Exercise task
Extract each line bearing the word "我们能干什么".
## begin Stored rows
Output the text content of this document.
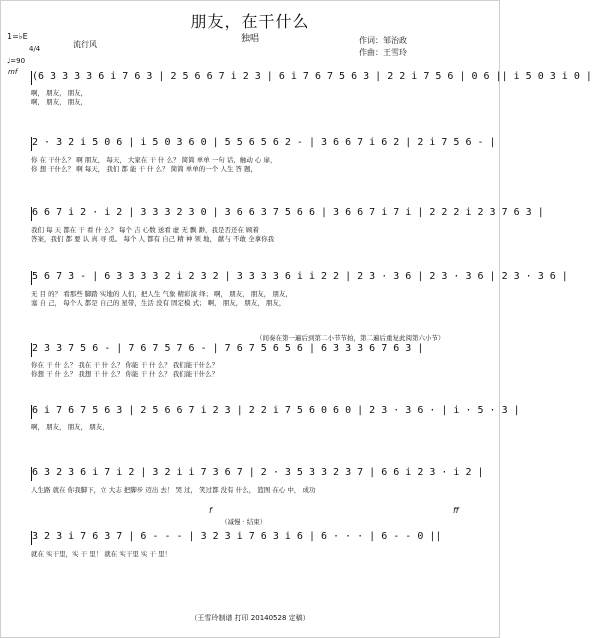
朋友，在干什么
独唱	作词：邹治政
作曲：王雪玲
1=♭E
4/4	流行风
♩=90
mf (6 3 3 3 3 6 i 7 6 3 | 2 5 6 6 7 i 2 3 | 6 i 7 6 7 5 6 3 | 2 2 i 7 5 6 | 0 6 || i 5 0 3 i 0 |
啊， 朋友， 朋友，
啊， 朋友， 朋友，
2 · 3 2 i 5 0 6 | i 5 0 3 6 0 | 5 5 6 5 6 2 - | 3 6 6 7 i 6 2 | 2 i 7 5 6 - |
你 在 干什么？ 啊 朋友， 每天， 大家在 干 什 么？ 简简 单单 一句 话，触动 心 扉，
你 想 干什么？ 啊 每天， 我们 都 能 干 什 么？ 简简 单单的一个 人生 答 题，
6 6 7 i 2 · i 2 | 3 3 3 2 3 0 | 3 6 6 3 7 5 6 6 | 3 6 6 7 i 7 i | 2 2 2 i 2 3 7 6 3 |
我们 每 天 都在 干 看 什 么？ 每个 吉 心数 送看 虚 无 飘 渺，我是否还在 顾着
答案，我们 都 要 认 真 寻 觅。 每个 人 都有 自己 精 神 领 地， 献与 不敢 全拿你我
5 6 7 3 - | 6 3 3 3 3 2 i 2 3 2 | 3 3 3 3 6 i i 2 2 | 2 3 · 3 6 | 2 3 · 3 6 | 2 3 · 3 6 |
无 目 的？ 看那些 脚踏 实地的 人们，把人生 气象 精彩演 绎； 啊， 朋友， 朋友， 朋友，
塞 自 己， 每个人 都是 自己的 星带，生活 没有 固定模 式； 啊， 朋友， 朋友， 朋友，
（间奏在第一遍后到第二小节节拍，第二遍后重复此阅第六小节）
2 3 3 7 5 6 - | 7 6 7 5 7 6 - | 7 6 7 5 6 5 6 | 6 3 3 3 6 7 6 3 |
你在 干 什 么？ 我在 干 什 么？ 你能 干 什 么？ 我们能干什么？
你想 干 什 么？ 我想 干 什 么？ 你能 干 什 么？ 我们能干什么？
6 i 7 6 7 5 6 3 | 2 5 6 6 7 i 2 3 | 2 2 i 7 5 6 0 6 0 | 2 3 · 3 6 · | i · 5 · 3 |
啊， 朋友， 朋友， 朋友，
6 3 2 3 6 i 7 i 2 | 3 2 i i 7 3 6 7 | 2 · 3 5 3 3 2 3 7 | 6 6 i 2 3 · i 2 |
人生路 就在 你我脚下，立 大志 把脚步 迈出 去！ 哭 过， 笑过都 没有 什么， 篮图 在心 中， 成功
f
（减慢 · 结束）
ff
3 2 3 i 7 6 3 7 | 6 - - - | 3 2 3 i 7 6 3 i 6 | 6 · · · | 6 - - 0 ||
就在 实干里，实 干 里！ 就在 实干里 实 干 里！
（王雪玲制谱 打印 20140528 定稿）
## end Stored rows
Final result
你在 干 什 么？ 我在 干 什 么？ 你能 干 什 么？ 我们能干什么？
你想 干 什 么？ 我想 干 什 么？ 你能 干 什 么？ 我们能干什么？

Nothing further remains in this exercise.